▸ Instructions to follow
Output the full listing word for word.

Source records:
§

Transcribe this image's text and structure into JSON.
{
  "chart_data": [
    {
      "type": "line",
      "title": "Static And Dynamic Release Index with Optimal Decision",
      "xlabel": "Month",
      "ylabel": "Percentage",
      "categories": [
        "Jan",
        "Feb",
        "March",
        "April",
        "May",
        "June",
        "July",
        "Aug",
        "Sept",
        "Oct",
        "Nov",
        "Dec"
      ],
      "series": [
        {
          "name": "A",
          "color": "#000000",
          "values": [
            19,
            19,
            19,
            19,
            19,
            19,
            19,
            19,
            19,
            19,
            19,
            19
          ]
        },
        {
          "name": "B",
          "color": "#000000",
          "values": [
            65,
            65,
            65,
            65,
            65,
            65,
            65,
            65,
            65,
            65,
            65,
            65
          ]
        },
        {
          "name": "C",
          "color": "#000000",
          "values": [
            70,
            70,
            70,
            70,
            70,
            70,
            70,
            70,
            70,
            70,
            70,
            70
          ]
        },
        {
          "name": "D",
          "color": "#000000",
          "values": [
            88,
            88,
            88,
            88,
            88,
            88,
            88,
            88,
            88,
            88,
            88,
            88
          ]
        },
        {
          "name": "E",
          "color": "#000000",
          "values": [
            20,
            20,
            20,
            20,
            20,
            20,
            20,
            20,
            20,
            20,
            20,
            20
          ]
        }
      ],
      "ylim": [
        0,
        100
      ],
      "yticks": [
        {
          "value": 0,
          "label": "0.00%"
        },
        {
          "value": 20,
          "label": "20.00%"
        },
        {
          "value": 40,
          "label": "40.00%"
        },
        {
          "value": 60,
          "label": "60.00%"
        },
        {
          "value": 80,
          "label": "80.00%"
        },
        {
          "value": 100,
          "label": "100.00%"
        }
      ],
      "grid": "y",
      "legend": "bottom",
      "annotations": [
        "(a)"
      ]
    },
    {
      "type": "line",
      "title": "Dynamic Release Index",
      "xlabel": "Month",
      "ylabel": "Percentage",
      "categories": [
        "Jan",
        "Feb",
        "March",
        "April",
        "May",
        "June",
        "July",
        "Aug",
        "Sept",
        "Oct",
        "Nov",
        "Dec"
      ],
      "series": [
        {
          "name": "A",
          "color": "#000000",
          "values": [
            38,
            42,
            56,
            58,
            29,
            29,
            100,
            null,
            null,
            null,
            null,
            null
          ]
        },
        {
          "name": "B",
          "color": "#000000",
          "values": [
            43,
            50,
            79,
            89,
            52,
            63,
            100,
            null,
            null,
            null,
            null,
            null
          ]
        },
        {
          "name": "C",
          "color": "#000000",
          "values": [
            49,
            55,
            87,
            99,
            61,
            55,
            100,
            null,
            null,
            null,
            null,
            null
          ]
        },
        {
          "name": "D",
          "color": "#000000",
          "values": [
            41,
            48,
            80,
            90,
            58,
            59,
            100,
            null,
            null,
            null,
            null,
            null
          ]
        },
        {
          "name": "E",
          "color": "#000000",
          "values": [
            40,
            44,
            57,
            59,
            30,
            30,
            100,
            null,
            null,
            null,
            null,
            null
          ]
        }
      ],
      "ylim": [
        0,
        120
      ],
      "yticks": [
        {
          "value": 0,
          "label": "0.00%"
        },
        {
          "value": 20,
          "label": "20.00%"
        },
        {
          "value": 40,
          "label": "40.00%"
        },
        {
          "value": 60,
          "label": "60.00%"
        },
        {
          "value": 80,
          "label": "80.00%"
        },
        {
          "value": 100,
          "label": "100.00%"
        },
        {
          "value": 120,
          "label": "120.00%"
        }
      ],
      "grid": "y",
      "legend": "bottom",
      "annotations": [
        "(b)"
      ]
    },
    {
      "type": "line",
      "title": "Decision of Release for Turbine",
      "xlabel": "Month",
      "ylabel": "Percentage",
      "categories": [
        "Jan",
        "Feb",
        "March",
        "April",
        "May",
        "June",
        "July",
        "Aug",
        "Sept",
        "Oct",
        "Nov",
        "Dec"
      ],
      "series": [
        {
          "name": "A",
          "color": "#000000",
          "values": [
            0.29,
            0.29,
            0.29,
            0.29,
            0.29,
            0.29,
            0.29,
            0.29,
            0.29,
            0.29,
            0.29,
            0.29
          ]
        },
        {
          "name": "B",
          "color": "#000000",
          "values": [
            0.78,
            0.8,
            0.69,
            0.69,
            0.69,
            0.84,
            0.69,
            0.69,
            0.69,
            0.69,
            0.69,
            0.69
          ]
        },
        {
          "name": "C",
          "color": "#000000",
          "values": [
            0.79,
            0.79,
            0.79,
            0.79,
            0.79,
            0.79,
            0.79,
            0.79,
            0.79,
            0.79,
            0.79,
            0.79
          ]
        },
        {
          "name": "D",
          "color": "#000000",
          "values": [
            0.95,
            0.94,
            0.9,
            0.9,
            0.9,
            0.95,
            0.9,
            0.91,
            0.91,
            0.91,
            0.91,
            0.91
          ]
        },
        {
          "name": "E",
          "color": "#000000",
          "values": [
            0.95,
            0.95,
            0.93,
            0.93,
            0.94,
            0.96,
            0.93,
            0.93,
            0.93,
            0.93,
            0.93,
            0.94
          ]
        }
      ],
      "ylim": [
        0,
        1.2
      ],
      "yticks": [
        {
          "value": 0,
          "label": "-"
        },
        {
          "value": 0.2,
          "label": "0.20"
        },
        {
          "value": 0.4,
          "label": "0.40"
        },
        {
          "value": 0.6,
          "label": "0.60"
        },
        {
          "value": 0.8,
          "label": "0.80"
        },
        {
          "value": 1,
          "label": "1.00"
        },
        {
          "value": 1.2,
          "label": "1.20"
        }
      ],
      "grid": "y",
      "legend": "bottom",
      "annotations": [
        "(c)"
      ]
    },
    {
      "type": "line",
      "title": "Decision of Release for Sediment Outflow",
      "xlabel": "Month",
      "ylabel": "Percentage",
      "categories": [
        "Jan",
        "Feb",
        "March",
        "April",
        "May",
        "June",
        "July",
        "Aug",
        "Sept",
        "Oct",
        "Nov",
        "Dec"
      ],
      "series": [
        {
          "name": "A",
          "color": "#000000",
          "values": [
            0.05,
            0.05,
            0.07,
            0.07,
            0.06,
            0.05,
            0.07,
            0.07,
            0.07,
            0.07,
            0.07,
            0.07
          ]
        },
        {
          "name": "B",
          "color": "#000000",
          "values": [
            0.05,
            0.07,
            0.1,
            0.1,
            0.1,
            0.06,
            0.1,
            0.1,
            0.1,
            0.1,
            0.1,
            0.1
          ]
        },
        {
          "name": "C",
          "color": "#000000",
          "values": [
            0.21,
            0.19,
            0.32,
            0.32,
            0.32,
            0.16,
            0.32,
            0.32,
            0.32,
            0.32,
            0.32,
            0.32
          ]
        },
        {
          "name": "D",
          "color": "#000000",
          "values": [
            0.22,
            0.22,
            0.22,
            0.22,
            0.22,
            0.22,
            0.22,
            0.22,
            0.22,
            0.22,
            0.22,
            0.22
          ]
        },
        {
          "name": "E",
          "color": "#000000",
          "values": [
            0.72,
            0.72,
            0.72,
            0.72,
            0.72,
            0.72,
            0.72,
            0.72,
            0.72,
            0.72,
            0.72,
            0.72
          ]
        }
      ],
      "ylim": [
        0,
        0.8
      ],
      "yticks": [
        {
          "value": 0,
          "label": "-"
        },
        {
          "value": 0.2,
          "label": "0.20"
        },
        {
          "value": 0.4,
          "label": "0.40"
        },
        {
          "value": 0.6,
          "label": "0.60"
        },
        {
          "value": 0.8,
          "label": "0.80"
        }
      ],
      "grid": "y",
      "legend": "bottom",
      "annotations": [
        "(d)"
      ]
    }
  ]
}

§

▸ Task answer
Transcribe this image's text and structure into JSON.
{
  "chart_data": [
    {
      "type": "line",
      "title": "Static And Dynamic Release Index with Optimal Decision",
      "xlabel": "Month",
      "ylabel": "Percentage",
      "categories": [
        "Jan",
        "Feb",
        "March",
        "April",
        "May",
        "June",
        "July",
        "Aug",
        "Sept",
        "Oct",
        "Nov",
        "Dec"
      ],
      "series": [
        {
          "name": "A",
          "color": "#000000",
          "values": [
            19,
            19,
            19,
            19,
            19,
            19,
            19,
            19,
            19,
            19,
            19,
            19
          ]
        },
        {
          "name": "B",
          "color": "#000000",
          "values": [
            65,
            65,
            65,
            65,
            65,
            65,
            65,
            65,
            65,
            65,
            65,
            65
          ]
        },
        {
          "name": "C",
          "color": "#000000",
          "values": [
            70,
            70,
            70,
            70,
            70,
            70,
            70,
            70,
            70,
            70,
            70,
            70
          ]
        },
        {
          "name": "D",
          "color": "#000000",
          "values": [
            88,
            88,
            88,
            88,
            88,
            88,
            88,
            88,
            88,
            88,
            88,
            88
          ]
        },
        {
          "name": "E",
          "color": "#000000",
          "values": [
            20,
            20,
            20,
            20,
            20,
            20,
            20,
            20,
            20,
            20,
            20,
            20
          ]
        }
      ],
      "ylim": [
        0,
        100
      ],
      "yticks": [
        {
          "value": 0,
          "label": "0.00%"
        },
        {
          "value": 20,
          "label": "20.00%"
        },
        {
          "value": 40,
          "label": "40.00%"
        },
        {
          "value": 60,
          "label": "60.00%"
        },
        {
          "value": 80,
          "label": "80.00%"
        },
        {
          "value": 100,
          "label": "100.00%"
        }
      ],
      "grid": "y",
      "legend": "bottom",
      "annotations": [
        "(a)"
      ]
    },
    {
      "type": "line",
      "title": "Dynamic Release Index",
      "xlabel": "Month",
      "ylabel": "Percentage",
      "categories": [
        "Jan",
        "Feb",
        "March",
        "April",
        "May",
        "June",
        "July",
        "Aug",
        "Sept",
        "Oct",
        "Nov",
        "Dec"
      ],
      "series": [
        {
          "name": "A",
          "color": "#000000",
          "values": [
            38,
            42,
            56,
            58,
            29,
            29,
            100,
            null,
            null,
            null,
            null,
            null
          ]
        },
        {
          "name": "B",
          "color": "#000000",
          "values": [
            43,
            50,
            79,
            89,
            52,
            63,
            100,
            null,
            null,
            null,
            null,
            null
          ]
        },
        {
          "name": "C",
          "color": "#000000",
          "values": [
            49,
            55,
            87,
            99,
            61,
            55,
            100,
            null,
            null,
            null,
            null,
            null
          ]
        },
        {
          "name": "D",
          "color": "#000000",
          "values": [
            41,
            48,
            80,
            90,
            58,
            59,
            100,
            null,
            null,
            null,
            null,
            null
          ]
        },
        {
          "name": "E",
          "color": "#000000",
          "values": [
            40,
            44,
            57,
            59,
            30,
            30,
            100,
            null,
            null,
            null,
            null,
            null
          ]
        }
      ],
      "ylim": [
        0,
        120
      ],
      "yticks": [
        {
          "value": 0,
          "label": "0.00%"
        },
        {
          "value": 20,
          "label": "20.00%"
        },
        {
          "value": 40,
          "label": "40.00%"
        },
        {
          "value": 60,
          "label": "60.00%"
        },
        {
          "value": 80,
          "label": "80.00%"
        },
        {
          "value": 100,
          "label": "100.00%"
        },
        {
          "value": 120,
          "label": "120.00%"
        }
      ],
      "grid": "y",
      "legend": "bottom",
      "annotations": [
        "(b)"
      ]
    },
    {
      "type": "line",
      "title": "Decision of Release for Turbine",
      "xlabel": "Month",
      "ylabel": "Percentage",
      "categories": [
        "Jan",
        "Feb",
        "March",
        "April",
        "May",
        "June",
        "July",
        "Aug",
        "Sept",
        "Oct",
        "Nov",
        "Dec"
      ],
      "series": [
        {
          "name": "A",
          "color": "#000000",
          "values": [
            0.29,
            0.29,
            0.29,
            0.29,
            0.29,
            0.29,
            0.29,
            0.29,
            0.29,
            0.29,
            0.29,
            0.29
          ]
        },
        {
          "name": "B",
          "color": "#000000",
          "values": [
            0.78,
            0.8,
            0.69,
            0.69,
            0.69,
            0.84,
            0.69,
            0.69,
            0.69,
            0.69,
            0.69,
            0.69
          ]
        },
        {
          "name": "C",
          "color": "#000000",
          "values": [
            0.79,
            0.79,
            0.79,
            0.79,
            0.79,
            0.79,
            0.79,
            0.79,
            0.79,
            0.79,
            0.79,
            0.79
          ]
        },
        {
          "name": "D",
          "color": "#000000",
          "values": [
            0.95,
            0.94,
            0.9,
            0.9,
            0.9,
            0.95,
            0.9,
            0.91,
            0.91,
            0.91,
            0.91,
            0.91
          ]
        },
        {
          "name": "E",
          "color": "#000000",
          "values": [
            0.95,
            0.95,
            0.93,
            0.93,
            0.94,
            0.96,
            0.93,
            0.93,
            0.93,
            0.93,
            0.93,
            0.94
          ]
        }
      ],
      "ylim": [
        0,
        1.2
      ],
      "yticks": [
        {
          "value": 0,
          "label": "-"
        },
        {
          "value": 0.2,
          "label": "0.20"
        },
        {
          "value": 0.4,
          "label": "0.40"
        },
        {
          "value": 0.6,
          "label": "0.60"
        },
        {
          "value": 0.8,
          "label": "0.80"
        },
        {
          "value": 1,
          "label": "1.00"
        },
        {
          "value": 1.2,
          "label": "1.20"
        }
      ],
      "grid": "y",
      "legend": "bottom",
      "annotations": [
        "(c)"
      ]
    },
    {
      "type": "line",
      "title": "Decision of Release for Sediment Outflow",
      "xlabel": "Month",
      "ylabel": "Percentage",
      "categories": [
        "Jan",
        "Feb",
        "March",
        "April",
        "May",
        "June",
        "July",
        "Aug",
        "Sept",
        "Oct",
        "Nov",
        "Dec"
      ],
      "series": [
        {
          "name": "A",
          "color": "#000000",
          "values": [
            0.05,
            0.05,
            0.07,
            0.07,
            0.06,
            0.05,
            0.07,
            0.07,
            0.07,
            0.07,
            0.07,
            0.07
          ]
        },
        {
          "name": "B",
          "color": "#000000",
          "values": [
            0.05,
            0.07,
            0.1,
            0.1,
            0.1,
            0.06,
            0.1,
            0.1,
            0.1,
            0.1,
            0.1,
            0.1
          ]
        },
        {
          "name": "C",
          "color": "#000000",
          "values": [
            0.21,
            0.19,
            0.32,
            0.32,
            0.32,
            0.16,
            0.32,
            0.32,
            0.32,
            0.32,
            0.32,
            0.32
          ]
        },
        {
          "name": "D",
          "color": "#000000",
          "values": [
            0.22,
            0.22,
            0.22,
            0.22,
            0.22,
            0.22,
            0.22,
            0.22,
            0.22,
            0.22,
            0.22,
            0.22
          ]
        },
        {
          "name": "E",
          "color": "#000000",
          "values": [
            0.72,
            0.72,
            0.72,
            0.72,
            0.72,
            0.72,
            0.72,
            0.72,
            0.72,
            0.72,
            0.72,
            0.72
          ]
        }
      ],
      "ylim": [
        0,
        0.8
      ],
      "yticks": [
        {
          "value": 0,
          "label": "-"
        },
        {
          "value": 0.2,
          "label": "0.20"
        },
        {
          "value": 0.4,
          "label": "0.40"
        },
        {
          "value": 0.6,
          "label": "0.60"
        },
        {
          "value": 0.8,
          "label": "0.80"
        }
      ],
      "grid": "y",
      "legend": "bottom",
      "annotations": [
        "(d)"
      ]
    }
  ]
}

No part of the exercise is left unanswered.